### EXERCISE DIRECTIONS
Copy every entry word for word. Skip the pictures.

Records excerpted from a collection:
^^^^^^^^

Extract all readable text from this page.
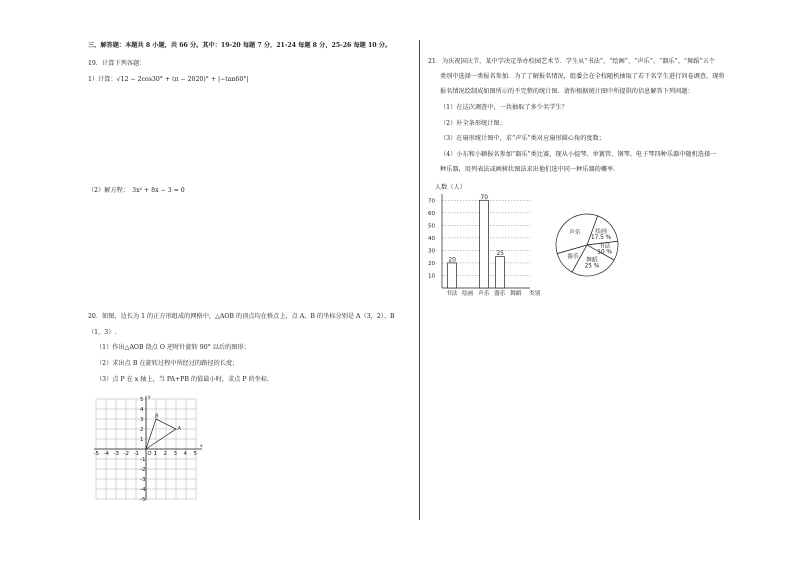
三、解答题：本题共 8 小题，共 66 分。其中：19-20 每题 7 分，21-24 每题 8 分，25-26 每题 10 分。
19．计算下列各题：
1）计算：√12 − 2cos30° + (π − 2020)° + |−tan60°|
（2）解方程：　3x² + 8x − 3 = 0
20．如图，边长为 1 的正方形组成的网格中，△AOB 的顶点均在格点上，点 A、B 的坐标分别是 A（3，2）、B
（1，3）.
（1）作出△AOB 绕点 O 逆时针旋转 90° 以后的图形；
（2）求出点 B 在旋转过程中所经过的路径的长度；
（3）点 P 在 x 轴上，当 PA+PB 的值最小时，求点 P 的坐标.
x
y
-5 -4 -3 -2 -1	1 2 3 4 5
5
4
3
2
1
-1
-2
-3
-4
-5
A
B
O
21．为庆祝国庆节，某中学决定举办校园艺术节．学生从“书法”、“绘画”、“声乐”、“器乐”、“舞蹈”五个
类别中选择一类报名参加．为了了解报名情况，组委会在全校随机抽取了若干名学生进行问卷调查，现将
报名情况绘制成如图所示的不完整的统计图．请你根据统计图中所提供的信息解答下列问题：
（1）在这次调查中，一共抽取了多少名学生？
（2）补全条形统计图；
（3）在扇形统计图中，求“声乐”类对应扇形圆心角的度数；
（4）小东和小颖报名参加“器乐”类比赛，现从小提琴、单簧管、钢琴、电子琴四种乐器中随机选择一
种乐器，用列表法或画树状图法求出他们选中同一种乐器的概率．
人数（人）
10
20
30
40
50
60
70
20
70
25
书法 绘画 声乐 器乐 舞蹈 类别
绘画
17.5 %
书法
10 %
舞蹈
25 %
器乐
声乐
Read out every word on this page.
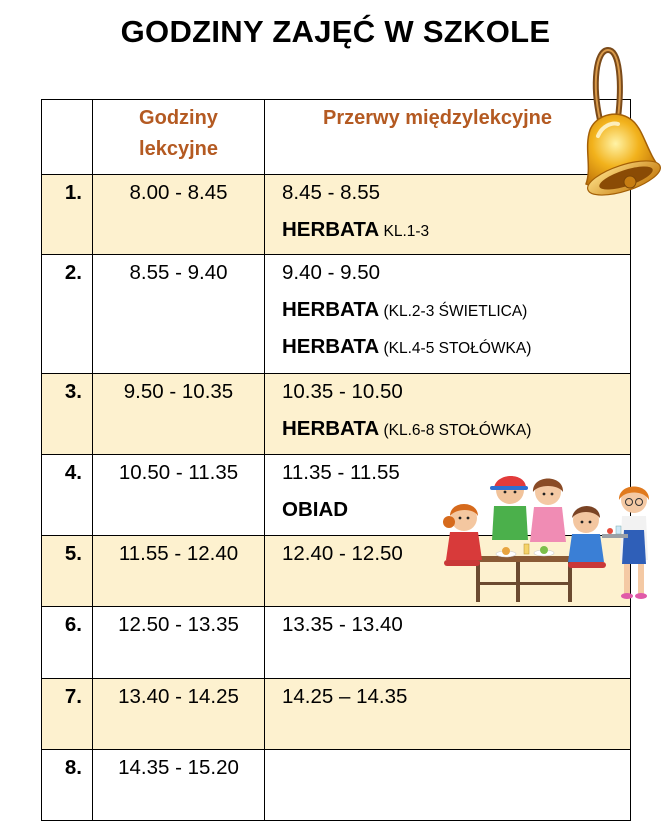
GODZINY ZAJĘĆ W SZKOLE

	Godziny
lekcyjne	Przerwy międzylekcyjne

1.	8.00 - 8.45	8.45 - 8.55
HERBATA KL.1-3

2.	8.55 - 9.40	9.40 - 9.50
HERBATA (KL.2-3 ŚWIETLICA)
HERBATA (KL.4-5 STOŁÓWKA)

3.	9.50 - 10.35	10.35 - 10.50
HERBATA (KL.6-8 STOŁÓWKA)

4.	10.50 - 11.35	11.35 - 11.55
OBIAD

5.	11.55 - 12.40	12.40 - 12.50

6.	12.50 - 13.35	13.35 - 13.40

7.	13.40 - 14.25	14.25 – 14.35

8.	14.35 - 15.20	
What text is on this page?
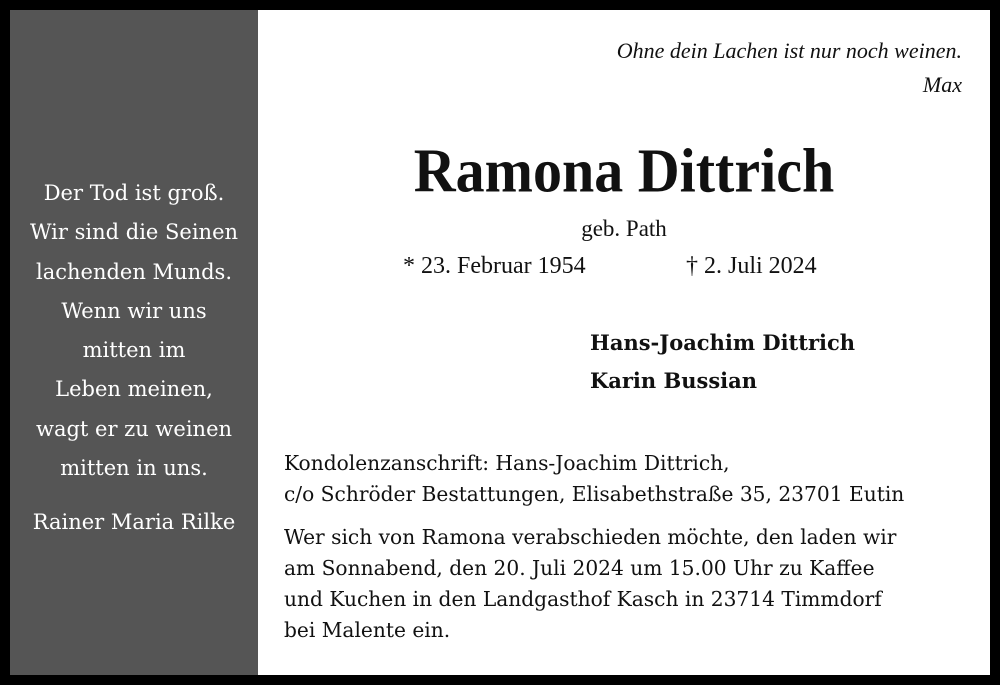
Der Tod ist groß.
Wir sind die Seinen
lachenden Munds.
Wenn wir uns
mitten im
Leben meinen,
wagt er zu weinen
mitten in uns.
Rainer Maria Rilke
Ohne dein Lachen ist nur noch weinen.
Max
Ramona Dittrich
geb. Path
* 23. Februar 1954	† 2. Juli 2024
Hans-Joachim Dittrich
Karin Bussian
Kondolenzanschrift: Hans-Joachim Dittrich,
c/o Schröder Bestattungen, Elisabethstraße 35, 23701 Eutin
Wer sich von Ramona verabschieden möchte, den laden wir
am Sonnabend, den 20. Juli 2024 um 15.00 Uhr zu Kaffee
und Kuchen in den Landgasthof Kasch in 23714 Timmdorf
bei Malente ein.
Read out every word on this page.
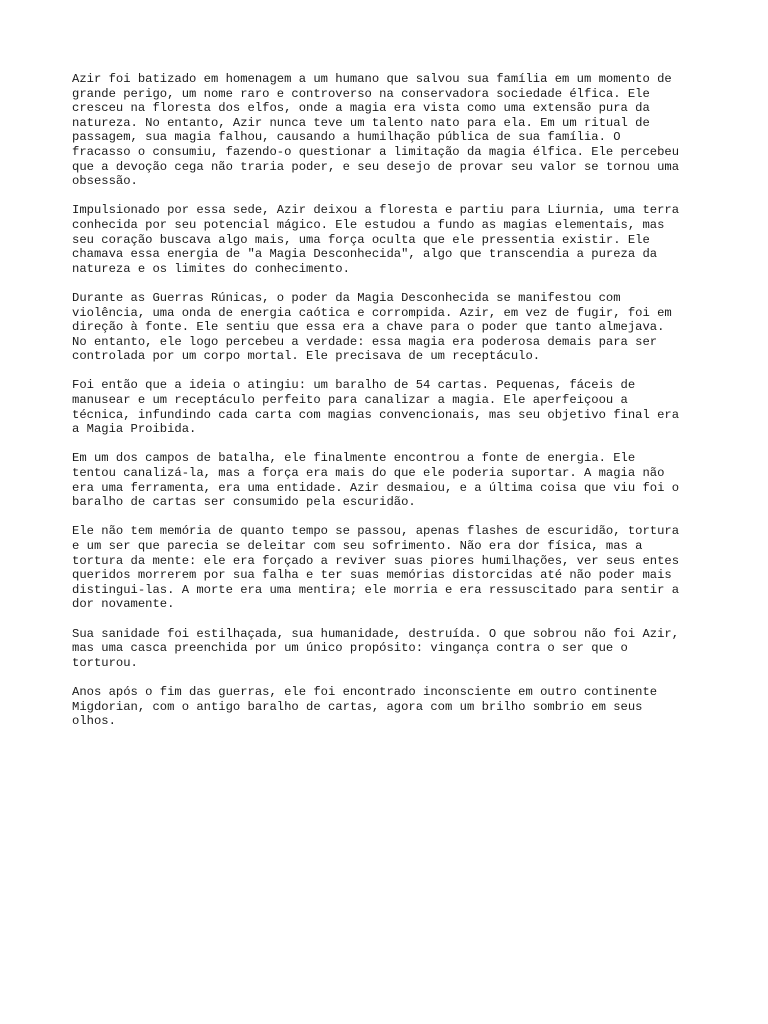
Azir foi batizado em homenagem a um humano que salvou sua família em um momento de
grande perigo, um nome raro e controverso na conservadora sociedade élfica. Ele
cresceu na floresta dos elfos, onde a magia era vista como uma extensão pura da
natureza. No entanto, Azir nunca teve um talento nato para ela. Em um ritual de
passagem, sua magia falhou, causando a humilhação pública de sua família. O
fracasso o consumiu, fazendo-o questionar a limitação da magia élfica. Ele percebeu
que a devoção cega não traria poder, e seu desejo de provar seu valor se tornou uma
obsessão.

Impulsionado por essa sede, Azir deixou a floresta e partiu para Liurnia, uma terra
conhecida por seu potencial mágico. Ele estudou a fundo as magias elementais, mas
seu coração buscava algo mais, uma força oculta que ele pressentia existir. Ele
chamava essa energia de "a Magia Desconhecida", algo que transcendia a pureza da
natureza e os limites do conhecimento.

Durante as Guerras Rúnicas, o poder da Magia Desconhecida se manifestou com
violência, uma onda de energia caótica e corrompida. Azir, em vez de fugir, foi em
direção à fonte. Ele sentiu que essa era a chave para o poder que tanto almejava.
No entanto, ele logo percebeu a verdade: essa magia era poderosa demais para ser
controlada por um corpo mortal. Ele precisava de um receptáculo.

Foi então que a ideia o atingiu: um baralho de 54 cartas. Pequenas, fáceis de
manusear e um receptáculo perfeito para canalizar a magia. Ele aperfeiçoou a
técnica, infundindo cada carta com magias convencionais, mas seu objetivo final era
a Magia Proibida.

Em um dos campos de batalha, ele finalmente encontrou a fonte de energia. Ele
tentou canalizá-la, mas a força era mais do que ele poderia suportar. A magia não
era uma ferramenta, era uma entidade. Azir desmaiou, e a última coisa que viu foi o
baralho de cartas ser consumido pela escuridão.

Ele não tem memória de quanto tempo se passou, apenas flashes de escuridão, tortura
e um ser que parecia se deleitar com seu sofrimento. Não era dor física, mas a
tortura da mente: ele era forçado a reviver suas piores humilhações, ver seus entes
queridos morrerem por sua falha e ter suas memórias distorcidas até não poder mais
distingui-las. A morte era uma mentira; ele morria e era ressuscitado para sentir a
dor novamente.

Sua sanidade foi estilhaçada, sua humanidade, destruída. O que sobrou não foi Azir,
mas uma casca preenchida por um único propósito: vingança contra o ser que o
torturou.

Anos após o fim das guerras, ele foi encontrado inconsciente em outro continente
Migdorian, com o antigo baralho de cartas, agora com um brilho sombrio em seus
olhos.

^^^^^^^^

### RESULT OF THE TASK
Extract all readable text from this page.
三、解答题：本题共 8 小题，共 66 分。其中：19-20 每题 7 分，21-24 每题 8 分，25-26 每题 10 分。
19．计算下列各题：
1）计算：√12 − 2cos30° + (π − 2020)° + |−tan60°|
（2）解方程：　3x² + 8x − 3 = 0
20．如图，边长为 1 的正方形组成的网格中，△AOB 的顶点均在格点上，点 A、B 的坐标分别是 A（3，2）、B
（1，3）.
（1）作出△AOB 绕点 O 逆时针旋转 90° 以后的图形；
（2）求出点 B 在旋转过程中所经过的路径的长度；
（3）点 P 在 x 轴上，当 PA+PB 的值最小时，求点 P 的坐标.
x
y
-5 -4 -3 -2 -1	1 2 3 4 5
5
4
3
2
1
-1
-2
-3
-4
-5
A
B
O
21．为庆祝国庆节，某中学决定举办校园艺术节．学生从“书法”、“绘画”、“声乐”、“器乐”、“舞蹈”五个
类别中选择一类报名参加．为了了解报名情况，组委会在全校随机抽取了若干名学生进行问卷调查，现将
报名情况绘制成如图所示的不完整的统计图．请你根据统计图中所提供的信息解答下列问题：
（1）在这次调查中，一共抽取了多少名学生？
（2）补全条形统计图；
（3）在扇形统计图中，求“声乐”类对应扇形圆心角的度数；
（4）小东和小颖报名参加“器乐”类比赛，现从小提琴、单簧管、钢琴、电子琴四种乐器中随机选择一
种乐器，用列表法或画树状图法求出他们选中同一种乐器的概率．
人数（人）
10
20
30
40
50
60
70
20
70
25
书法 绘画 声乐 器乐 舞蹈 类别
绘画
17.5 %
书法
10 %
舞蹈
25 %
器乐
声乐
Read out every word on this page.
GODZINY ZAJĘĆ W SZKOLE

	Godziny
lekcyjne	Przerwy międzylekcyjne

1.	8.00 - 8.45	8.45 - 8.55
HERBATA KL.1-3

2.	8.55 - 9.40	9.40 - 9.50
HERBATA (KL.2-3 ŚWIETLICA)
HERBATA (KL.4-5 STOŁÓWKA)

3.	9.50 - 10.35	10.35 - 10.50
HERBATA (KL.6-8 STOŁÓWKA)

4.	10.50 - 11.35	11.35 - 11.55
OBIAD

5.	11.55 - 12.40	12.40 - 12.50

6.	12.50 - 13.35	13.35 - 13.40

7.	13.40 - 14.25	14.25 – 14.35

8.	14.35 - 15.20	
What text is on this page?
Der Tod ist groß.
Wir sind die Seinen
lachenden Munds.
Wenn wir uns
mitten im
Leben meinen,
wagt er zu weinen
mitten in uns.
Rainer Maria Rilke
Ohne dein Lachen ist nur noch weinen.
Max
Ramona Dittrich
geb. Path
* 23. Februar 1954	† 2. Juli 2024
Hans-Joachim Dittrich
Karin Bussian
Kondolenzanschrift: Hans-Joachim Dittrich,
c/o Schröder Bestattungen, Elisabethstraße 35, 23701 Eutin
Wer sich von Ramona verabschieden möchte, den laden wir
am Sonnabend, den 20. Juli 2024 um 15.00 Uhr zu Kaffee
und Kuchen in den Landgasthof Kasch in 23714 Timmdorf
bei Malente ein.
Read out every word on this page.
Azir foi batizado em homenagem a um humano que salvou sua família em um momento de
grande perigo, um nome raro e controverso na conservadora sociedade élfica. Ele
cresceu na floresta dos elfos, onde a magia era vista como uma extensão pura da
natureza. No entanto, Azir nunca teve um talento nato para ela. Em um ritual de
passagem, sua magia falhou, causando a humilhação pública de sua família. O
fracasso o consumiu, fazendo-o questionar a limitação da magia élfica. Ele percebeu
que a devoção cega não traria poder, e seu desejo de provar seu valor se tornou uma
obsessão.

Impulsionado por essa sede, Azir deixou a floresta e partiu para Liurnia, uma terra
conhecida por seu potencial mágico. Ele estudou a fundo as magias elementais, mas
seu coração buscava algo mais, uma força oculta que ele pressentia existir. Ele
chamava essa energia de "a Magia Desconhecida", algo que transcendia a pureza da
natureza e os limites do conhecimento.

Durante as Guerras Rúnicas, o poder da Magia Desconhecida se manifestou com
violência, uma onda de energia caótica e corrompida. Azir, em vez de fugir, foi em
direção à fonte. Ele sentiu que essa era a chave para o poder que tanto almejava.
No entanto, ele logo percebeu a verdade: essa magia era poderosa demais para ser
controlada por um corpo mortal. Ele precisava de um receptáculo.

Foi então que a ideia o atingiu: um baralho de 54 cartas. Pequenas, fáceis de
manusear e um receptáculo perfeito para canalizar a magia. Ele aperfeiçoou a
técnica, infundindo cada carta com magias convencionais, mas seu objetivo final era
a Magia Proibida.

Em um dos campos de batalha, ele finalmente encontrou a fonte de energia. Ele
tentou canalizá-la, mas a força era mais do que ele poderia suportar. A magia não
era uma ferramenta, era uma entidade. Azir desmaiou, e a última coisa que viu foi o
baralho de cartas ser consumido pela escuridão.

Ele não tem memória de quanto tempo se passou, apenas flashes de escuridão, tortura
e um ser que parecia se deleitar com seu sofrimento. Não era dor física, mas a
tortura da mente: ele era forçado a reviver suas piores humilhações, ver seus entes
queridos morrerem por sua falha e ter suas memórias distorcidas até não poder mais
distingui-las. A morte era uma mentira; ele morria e era ressuscitado para sentir a
dor novamente.

Sua sanidade foi estilhaçada, sua humanidade, destruída. O que sobrou não foi Azir,
mas uma casca preenchida por um único propósito: vingança contra o ser que o
torturou.

Anos após o fim das guerras, ele foi encontrado inconsciente em outro continente
Migdorian, com o antigo baralho de cartas, agora com um brilho sombrio em seus
olhos.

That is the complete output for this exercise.